[DATASET RECORDS]
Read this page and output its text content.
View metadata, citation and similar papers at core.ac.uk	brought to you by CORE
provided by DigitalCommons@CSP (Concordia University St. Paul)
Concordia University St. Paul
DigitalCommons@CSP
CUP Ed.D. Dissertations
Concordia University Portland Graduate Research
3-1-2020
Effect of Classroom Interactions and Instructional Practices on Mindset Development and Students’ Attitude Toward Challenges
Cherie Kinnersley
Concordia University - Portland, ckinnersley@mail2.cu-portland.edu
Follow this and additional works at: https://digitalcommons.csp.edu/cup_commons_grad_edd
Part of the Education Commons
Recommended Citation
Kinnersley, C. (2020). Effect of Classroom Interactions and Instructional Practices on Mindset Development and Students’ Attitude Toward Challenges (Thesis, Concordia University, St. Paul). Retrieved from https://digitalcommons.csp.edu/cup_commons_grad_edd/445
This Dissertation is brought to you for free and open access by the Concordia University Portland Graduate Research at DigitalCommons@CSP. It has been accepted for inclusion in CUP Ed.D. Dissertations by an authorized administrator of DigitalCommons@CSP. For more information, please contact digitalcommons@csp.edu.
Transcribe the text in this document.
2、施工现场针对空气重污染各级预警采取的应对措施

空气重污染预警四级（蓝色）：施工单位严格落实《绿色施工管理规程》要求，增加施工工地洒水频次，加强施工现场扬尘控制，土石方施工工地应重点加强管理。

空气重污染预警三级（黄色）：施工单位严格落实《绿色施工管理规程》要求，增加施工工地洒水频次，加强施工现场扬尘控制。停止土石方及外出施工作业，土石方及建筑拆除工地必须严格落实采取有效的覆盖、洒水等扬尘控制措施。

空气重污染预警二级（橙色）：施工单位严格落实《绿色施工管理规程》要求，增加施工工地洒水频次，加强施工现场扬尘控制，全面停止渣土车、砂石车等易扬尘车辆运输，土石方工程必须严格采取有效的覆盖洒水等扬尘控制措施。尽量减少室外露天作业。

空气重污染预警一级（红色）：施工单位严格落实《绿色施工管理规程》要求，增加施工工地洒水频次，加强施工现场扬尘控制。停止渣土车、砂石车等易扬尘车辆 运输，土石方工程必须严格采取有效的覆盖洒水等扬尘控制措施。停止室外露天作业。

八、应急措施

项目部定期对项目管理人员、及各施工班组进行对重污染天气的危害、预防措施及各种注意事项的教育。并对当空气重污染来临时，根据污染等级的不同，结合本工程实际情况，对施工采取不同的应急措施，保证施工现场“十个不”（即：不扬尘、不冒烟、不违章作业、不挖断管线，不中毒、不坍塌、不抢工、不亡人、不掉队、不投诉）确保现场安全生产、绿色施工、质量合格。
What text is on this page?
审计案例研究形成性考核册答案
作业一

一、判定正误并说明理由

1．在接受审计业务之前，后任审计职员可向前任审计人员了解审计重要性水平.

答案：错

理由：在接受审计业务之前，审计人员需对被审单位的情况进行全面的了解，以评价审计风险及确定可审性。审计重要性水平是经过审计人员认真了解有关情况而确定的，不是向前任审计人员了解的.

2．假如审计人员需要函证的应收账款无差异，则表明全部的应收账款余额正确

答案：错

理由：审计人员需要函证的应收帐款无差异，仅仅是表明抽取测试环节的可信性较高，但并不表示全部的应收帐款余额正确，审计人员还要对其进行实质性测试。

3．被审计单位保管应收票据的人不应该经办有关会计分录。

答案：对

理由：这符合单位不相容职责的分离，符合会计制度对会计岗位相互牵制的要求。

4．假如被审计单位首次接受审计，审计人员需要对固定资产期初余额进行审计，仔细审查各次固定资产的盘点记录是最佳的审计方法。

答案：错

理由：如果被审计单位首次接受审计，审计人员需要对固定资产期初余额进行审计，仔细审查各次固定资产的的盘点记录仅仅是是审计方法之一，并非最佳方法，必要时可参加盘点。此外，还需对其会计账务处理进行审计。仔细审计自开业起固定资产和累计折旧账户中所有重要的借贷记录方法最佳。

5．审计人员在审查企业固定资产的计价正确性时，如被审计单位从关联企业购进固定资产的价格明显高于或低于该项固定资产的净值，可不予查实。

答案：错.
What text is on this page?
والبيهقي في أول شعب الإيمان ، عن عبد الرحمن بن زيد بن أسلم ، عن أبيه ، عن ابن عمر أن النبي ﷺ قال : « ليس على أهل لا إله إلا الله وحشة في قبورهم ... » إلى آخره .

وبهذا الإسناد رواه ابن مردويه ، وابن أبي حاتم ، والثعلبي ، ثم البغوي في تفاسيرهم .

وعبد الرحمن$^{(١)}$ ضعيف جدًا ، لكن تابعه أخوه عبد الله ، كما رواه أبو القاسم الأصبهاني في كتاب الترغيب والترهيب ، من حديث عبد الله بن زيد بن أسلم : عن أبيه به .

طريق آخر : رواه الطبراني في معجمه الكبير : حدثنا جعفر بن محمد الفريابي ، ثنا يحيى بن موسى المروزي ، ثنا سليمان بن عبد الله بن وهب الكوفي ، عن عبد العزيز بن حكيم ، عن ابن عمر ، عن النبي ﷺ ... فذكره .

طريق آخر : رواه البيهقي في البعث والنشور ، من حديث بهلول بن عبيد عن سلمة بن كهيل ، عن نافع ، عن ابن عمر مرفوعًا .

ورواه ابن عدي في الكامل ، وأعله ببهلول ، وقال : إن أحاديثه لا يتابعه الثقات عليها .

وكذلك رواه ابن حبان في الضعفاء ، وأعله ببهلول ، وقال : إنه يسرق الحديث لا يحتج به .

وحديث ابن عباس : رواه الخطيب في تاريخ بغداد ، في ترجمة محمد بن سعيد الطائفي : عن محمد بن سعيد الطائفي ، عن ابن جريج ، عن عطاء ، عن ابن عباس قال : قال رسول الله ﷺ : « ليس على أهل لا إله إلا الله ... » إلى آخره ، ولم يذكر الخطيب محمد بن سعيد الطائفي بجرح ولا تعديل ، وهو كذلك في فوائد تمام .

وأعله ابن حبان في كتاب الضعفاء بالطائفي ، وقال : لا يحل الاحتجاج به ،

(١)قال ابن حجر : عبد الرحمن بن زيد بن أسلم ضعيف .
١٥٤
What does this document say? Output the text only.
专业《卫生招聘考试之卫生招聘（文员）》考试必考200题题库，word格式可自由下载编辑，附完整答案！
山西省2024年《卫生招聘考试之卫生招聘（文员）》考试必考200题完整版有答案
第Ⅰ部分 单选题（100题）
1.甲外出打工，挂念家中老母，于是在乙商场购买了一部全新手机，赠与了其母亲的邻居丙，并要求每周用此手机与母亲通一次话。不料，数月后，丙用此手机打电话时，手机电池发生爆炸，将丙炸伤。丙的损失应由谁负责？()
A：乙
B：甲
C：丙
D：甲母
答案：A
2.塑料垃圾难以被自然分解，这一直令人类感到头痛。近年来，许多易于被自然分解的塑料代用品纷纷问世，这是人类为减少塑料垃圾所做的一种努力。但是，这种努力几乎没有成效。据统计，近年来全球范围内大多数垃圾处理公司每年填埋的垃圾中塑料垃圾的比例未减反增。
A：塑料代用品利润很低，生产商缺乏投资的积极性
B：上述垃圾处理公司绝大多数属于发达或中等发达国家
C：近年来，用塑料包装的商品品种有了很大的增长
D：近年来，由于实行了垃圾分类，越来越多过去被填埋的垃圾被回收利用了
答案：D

[REQUIREMENT] The lines to collect are those holding the string "加强施工现场扬尘控制"; copy them all.

[PROBLEM SOLUTION]
空气重污染预警四级（蓝色）：施工单位严格落实《绿色施工管理规程》要求，增加施工工地洒水频次，加强施工现场扬尘控制，土石方施工工地应重点加强管理。
空气重污染预警三级（黄色）：施工单位严格落实《绿色施工管理规程》要求，增加施工工地洒水频次，加强施工现场扬尘控制。停止土石方及外出施工作业，土石方及建筑拆除工地必须严格落实采取有效的覆盖、洒水等扬尘控制措施。
空气重污染预警二级（橙色）：施工单位严格落实《绿色施工管理规程》要求，增加施工工地洒水频次，加强施工现场扬尘控制，全面停止渣土车、砂石车等易扬尘车辆运输，土石方工程必须严格采取有效的覆盖洒水等扬尘控制措施。尽量减少室外露天作业。
空气重污染预警一级（红色）：施工单位严格落实《绿色施工管理规程》要求，增加施工工地洒水频次，加强施工现场扬尘控制。停止渣土车、砂石车等易扬尘车辆 运输，土石方工程必须严格采取有效的覆盖洒水等扬尘控制措施。停止室外露天作业。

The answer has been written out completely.